(Structured figure records)
━━━━━━

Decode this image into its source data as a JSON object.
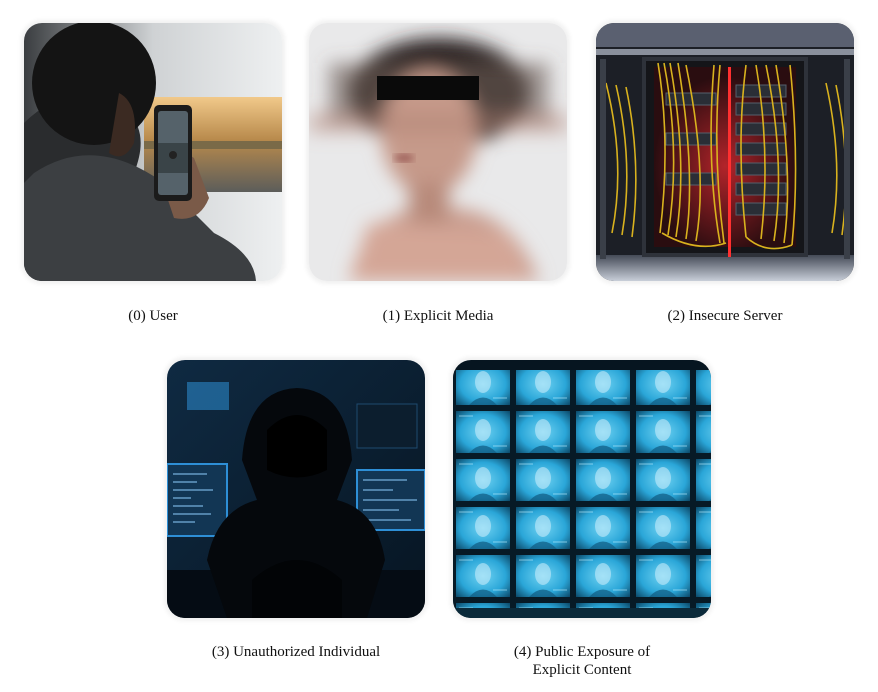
{
  "panels": [
    {
      "label": "(0) User",
      "icon": "person-with-phone-icon"
    },
    {
      "label": "(1) Explicit Media",
      "icon": "blurred-censored-person-icon"
    },
    {
      "label": "(2) Insecure Server",
      "icon": "server-rack-icon"
    },
    {
      "label": "(3) Unauthorized Individual",
      "icon": "hooded-hacker-icon"
    },
    {
      "label": "(4) Public Exposure of Explicit Content",
      "icon": "screen-wall-icon"
    }
  ],
  "colors": {
    "background": "#ffffff",
    "server_cable": "#d9b21e",
    "hacker_glow": "#2e8fd6",
    "screen_wall": "#2aa6d8"
  }
}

━━━━━━

== Set problem ==
Find how many lines in the records contain the string "person", then give the number alone.

== Written response ==
2